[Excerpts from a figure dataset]
·····

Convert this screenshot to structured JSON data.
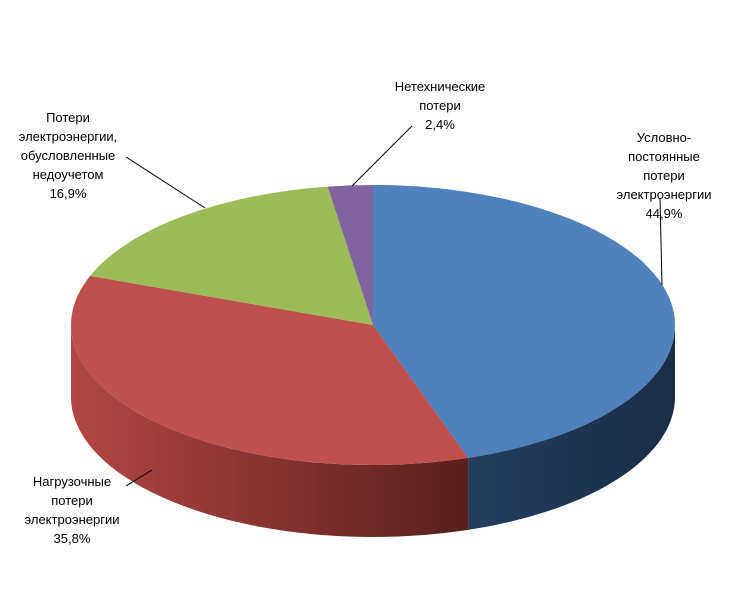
{
  "chart_data": {
    "type": "pie3d",
    "categories": [
      "Условно-\nпостоянные потери\nэлектроэнергии",
      "Нагрузочные\nпотери\nэлектроэнергии",
      "Потери\nэлектроэнергии,\nобусловленные\nнедоучетом",
      "Нетехнические\nпотери"
    ],
    "values": [
      44.9,
      35.8,
      16.9,
      2.4
    ],
    "value_labels": [
      "44,9%",
      "35,8%",
      "16,9%",
      "2,4%"
    ],
    "colors": [
      "#4f81bd",
      "#c0504d",
      "#9bbb59",
      "#8064a2"
    ]
  }
}
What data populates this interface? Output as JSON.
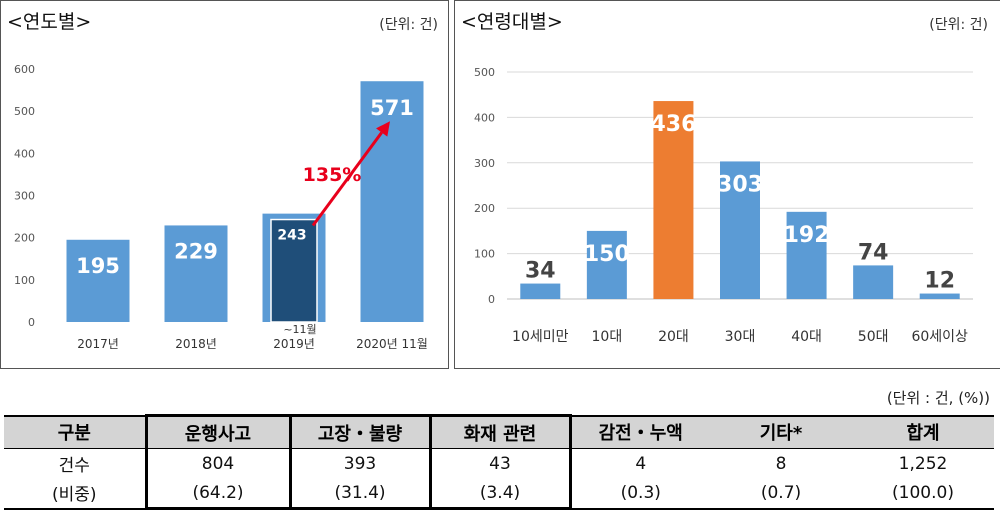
{
  "chart_data": [
    {
      "type": "bar",
      "title": "<연도별>",
      "unit": "(단위: 건)",
      "categories": [
        "2017년",
        "2018년",
        "2019년",
        "2020년 11월"
      ],
      "values": [
        195,
        229,
        257,
        571
      ],
      "ylim": [
        0,
        600
      ],
      "yticks": [
        0,
        100,
        200,
        300,
        400,
        500,
        600
      ],
      "grid": false,
      "color": "#5b9bd5",
      "inset_bar": {
        "category": "2019년",
        "value": 243,
        "label": "~11월",
        "color": "#1f4e79"
      },
      "annotation": {
        "text": "135%",
        "color": "#e8001c"
      }
    },
    {
      "type": "bar",
      "title": "<연령대별>",
      "unit": "(단위: 건)",
      "categories": [
        "10세미만",
        "10대",
        "20대",
        "30대",
        "40대",
        "50대",
        "60세이상"
      ],
      "values": [
        34,
        150,
        436,
        303,
        192,
        74,
        12
      ],
      "ylim": [
        0,
        500
      ],
      "yticks": [
        0,
        100,
        200,
        300,
        400,
        500
      ],
      "grid": true,
      "color": "#5b9bd5",
      "highlight": {
        "category": "20대",
        "color": "#ed7d31"
      }
    }
  ],
  "table": {
    "unit_note": "(단위 : 건, (%))",
    "headers": [
      "구분",
      "운행사고",
      "고장・불량",
      "화재 관련",
      "감전・누액",
      "기타*",
      "합계"
    ],
    "row_counts": [
      "건수",
      "804",
      "393",
      "43",
      "4",
      "8",
      "1,252"
    ],
    "row_ratios": [
      "(비중)",
      "(64.2)",
      "(31.4)",
      "(3.4)",
      "(0.3)",
      "(0.7)",
      "(100.0)"
    ]
  }
}
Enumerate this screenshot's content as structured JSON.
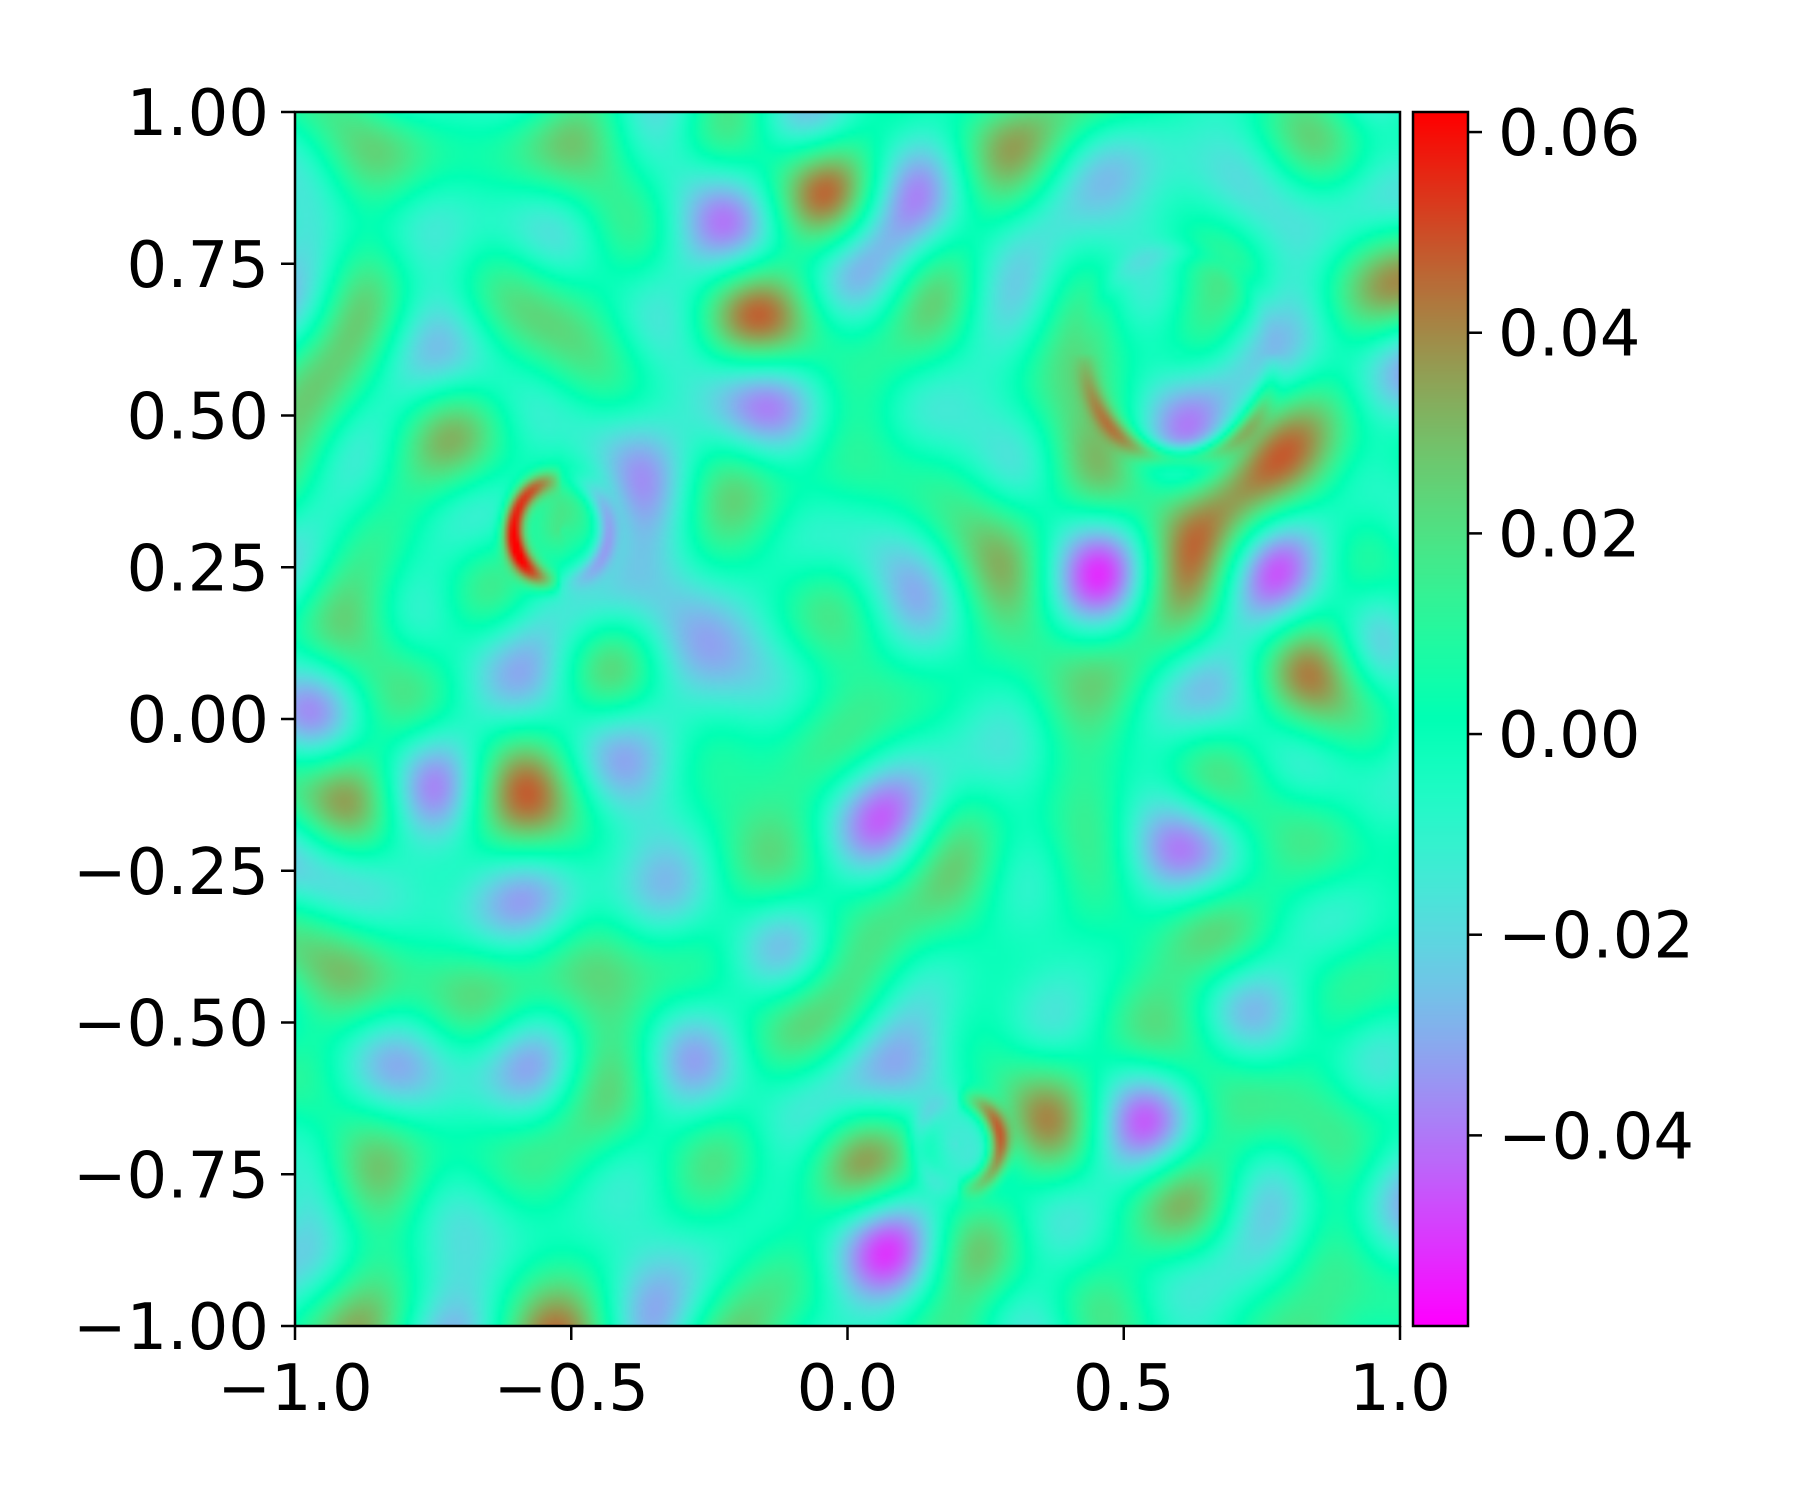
{
  "chart_data": {
    "type": "heatmap",
    "title": "",
    "xlabel": "",
    "ylabel": "",
    "xlim": [
      -1.0,
      1.0
    ],
    "ylim": [
      -1.0,
      1.0
    ],
    "x_ticks": [
      {
        "value": -1.0,
        "label": "−1.0"
      },
      {
        "value": -0.5,
        "label": "−0.5"
      },
      {
        "value": 0.0,
        "label": "0.0"
      },
      {
        "value": 0.5,
        "label": "0.5"
      },
      {
        "value": 1.0,
        "label": "1.0"
      }
    ],
    "y_ticks": [
      {
        "value": 1.0,
        "label": "1.00"
      },
      {
        "value": 0.75,
        "label": "0.75"
      },
      {
        "value": 0.5,
        "label": "0.50"
      },
      {
        "value": 0.25,
        "label": "0.25"
      },
      {
        "value": 0.0,
        "label": "0.00"
      },
      {
        "value": -0.25,
        "label": "−0.25"
      },
      {
        "value": -0.5,
        "label": "−0.50"
      },
      {
        "value": -0.75,
        "label": "−0.75"
      },
      {
        "value": -1.0,
        "label": "−1.00"
      }
    ],
    "colorbar": {
      "colormap": "rainbow",
      "vmin": -0.059,
      "vmax": 0.062,
      "ticks": [
        {
          "value": 0.06,
          "label": "0.06"
        },
        {
          "value": 0.04,
          "label": "0.04"
        },
        {
          "value": 0.02,
          "label": "0.02"
        },
        {
          "value": 0.0,
          "label": "0.00"
        },
        {
          "value": -0.02,
          "label": "−0.02"
        },
        {
          "value": -0.04,
          "label": "−0.04"
        }
      ]
    },
    "features": [
      {
        "kind": "ring",
        "center": [
          -0.52,
          0.31
        ],
        "radius": 0.085,
        "positive_side": "left",
        "peak": 0.062,
        "trough": -0.055
      },
      {
        "kind": "ring",
        "center": [
          0.2,
          -0.7
        ],
        "radius": 0.075,
        "positive_side": "right",
        "peak": 0.045,
        "trough": -0.03
      },
      {
        "kind": "ring",
        "center": [
          0.6,
          0.6
        ],
        "radius": 0.17,
        "positive_side": "bottom",
        "peak": 0.03,
        "trough": -0.015
      }
    ]
  }
}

·····

■ Goal:
Copy out each line in the preceding records that contains "screenshot".

■ Solution to this exercise:
Convert this screenshot to structured JSON data.
Enumerate this screenshot's content as structured JSON.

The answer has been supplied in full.